DIRECTIVE
Output only the lines that run from the line holding "Read out every word on this page." to the end of the data below, including both ends, without any pictures.

EXTRACTED DATA
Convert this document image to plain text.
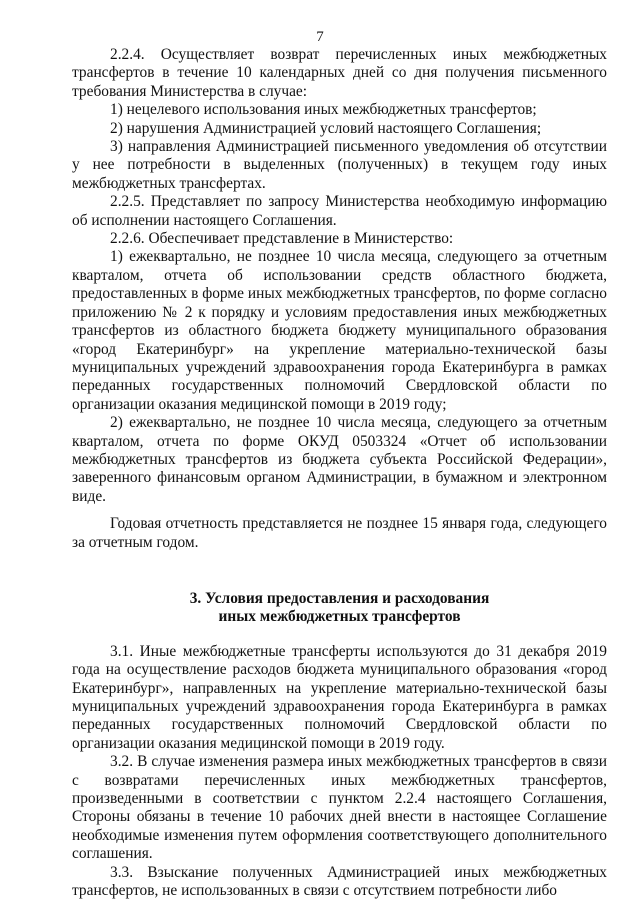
7

2.2.4. Осуществляет возврат перечисленных иных межбюджетных трансфертов в течение 10 календарных дней со дня получения письменного требования Министерства в случае:

1) нецелевого использования иных межбюджетных трансфертов;

2) нарушения Администрацией условий настоящего Соглашения;

3) направления Администрацией письменного уведомления об отсутствии у нее потребности в выделенных (полученных) в текущем году иных межбюджетных трансфертах.

2.2.5. Представляет по запросу Министерства необходимую информацию об исполнении настоящего Соглашения.

2.2.6. Обеспечивает представление в Министерство:

1) ежеквартально, не позднее 10 числа месяца, следующего за отчетным кварталом, отчета об использовании средств областного бюджета, предоставленных в форме иных межбюджетных трансфертов, по форме согласно приложению № 2 к порядку и условиям предоставления иных межбюджетных трансфертов из областного бюджета бюджету муниципального образования «город Екатеринбург» на укрепление материально-технической базы муниципальных учреждений здравоохранения города Екатеринбурга в рамках переданных государственных полномочий Свердловской области по организации оказания медицинской помощи в 2019 году;

2) ежеквартально, не позднее 10 числа месяца, следующего за отчетным кварталом, отчета по форме ОКУД 0503324 «Отчет об использовании межбюджетных трансфертов из бюджета субъекта Российской Федерации», заверенного финансовым органом Администрации, в бумажном и электронном виде.

Годовая отчетность представляется не позднее 15 января года, следующего за отчетным годом.

3. Условия предоставления и расходования
иных межбюджетных трансфертов

3.1. Иные межбюджетные трансферты используются до 31 декабря 2019 года на осуществление расходов бюджета муниципального образования «город Екатеринбург», направленных на укрепление материально-технической базы муниципальных учреждений здравоохранения города Екатеринбурга в рамках переданных государственных полномочий Свердловской области по организации оказания медицинской помощи в 2019 году.

3.2. В случае изменения размера иных межбюджетных трансфертов в связи с возвратами перечисленных иных межбюджетных трансфертов, произведенными в соответствии с пунктом 2.2.4 настоящего Соглашения, Стороны обязаны в течение 10 рабочих дней внести в настоящее Соглашение необходимые изменения путем оформления соответствующего дополнительного соглашения.

3.3. Взыскание полученных Администрацией иных межбюджетных трансфертов, не использованных в связи с отсутствием потребности либо
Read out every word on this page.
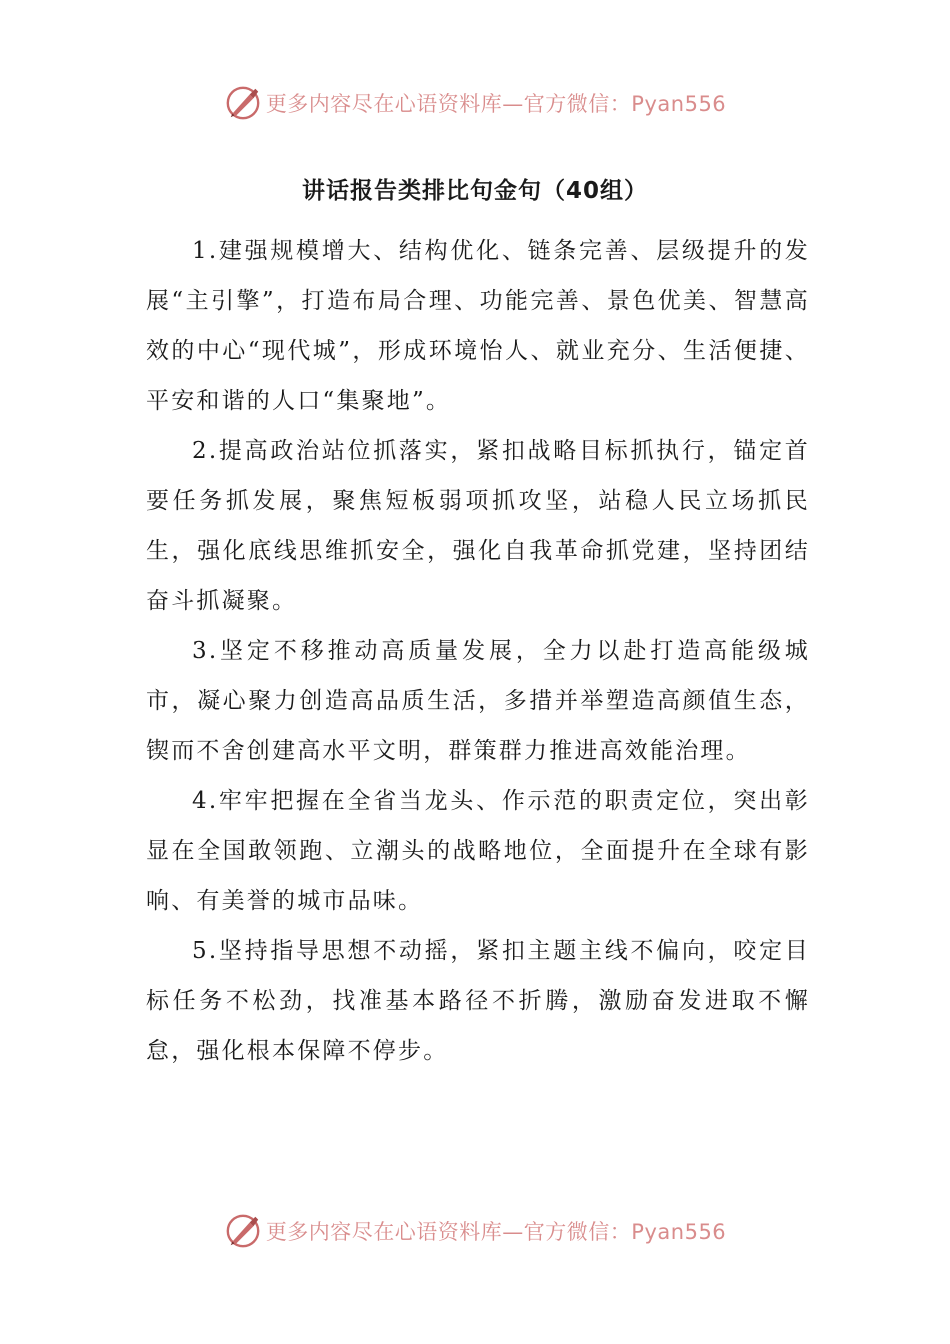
更多内容尽在心语资料库—官方微信：Pyan556
讲话报告类排比句金句（40组）

1.建强规模增大、结构优化、链条完善、层级提升的发展“主引擎”，打造布局合理、功能完善、景色优美、智慧高效的中心“现代城”，形成环境怡人、就业充分、生活便捷、平安和谐的人口“集聚地”。

2.提高政治站位抓落实，紧扣战略目标抓执行，锚定首要任务抓发展，聚焦短板弱项抓攻坚，站稳人民立场抓民生，强化底线思维抓安全，强化自我革命抓党建，坚持团结奋斗抓凝聚。

3.坚定不移推动高质量发展，全力以赴打造高能级城市，凝心聚力创造高品质生活，多措并举塑造高颜值生态，锲而不舍创建高水平文明，群策群力推进高效能治理。

4.牢牢把握在全省当龙头、作示范的职责定位，突出彰显在全国敢领跑、立潮头的战略地位，全面提升在全球有影响、有美誉的城市品味。

5.坚持指导思想不动摇，紧扣主题主线不偏向，咬定目标任务不松劲，找准基本路径不折腾，激励奋发进取不懈怠，强化根本保障不停步。

更多内容尽在心语资料库—官方微信：Pyan556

SOLVED PROBLEM
Read out every word on this page.
更多内容尽在心语资料库—官方微信：Pyan556
讲话报告类排比句金句（40组）

1.建强规模增大、结构优化、链条完善、层级提升的发展“主引擎”，打造布局合理、功能完善、景色优美、智慧高效的中心“现代城”，形成环境怡人、就业充分、生活便捷、平安和谐的人口“集聚地”。

2.提高政治站位抓落实，紧扣战略目标抓执行，锚定首要任务抓发展，聚焦短板弱项抓攻坚，站稳人民立场抓民生，强化底线思维抓安全，强化自我革命抓党建，坚持团结奋斗抓凝聚。

3.坚定不移推动高质量发展，全力以赴打造高能级城市，凝心聚力创造高品质生活，多措并举塑造高颜值生态，锲而不舍创建高水平文明，群策群力推进高效能治理。

4.牢牢把握在全省当龙头、作示范的职责定位，突出彰显在全国敢领跑、立潮头的战略地位，全面提升在全球有影响、有美誉的城市品味。

5.坚持指导思想不动摇，紧扣主题主线不偏向，咬定目标任务不松劲，找准基本路径不折腾，激励奋发进取不懈怠，强化根本保障不停步。

更多内容尽在心语资料库—官方微信：Pyan556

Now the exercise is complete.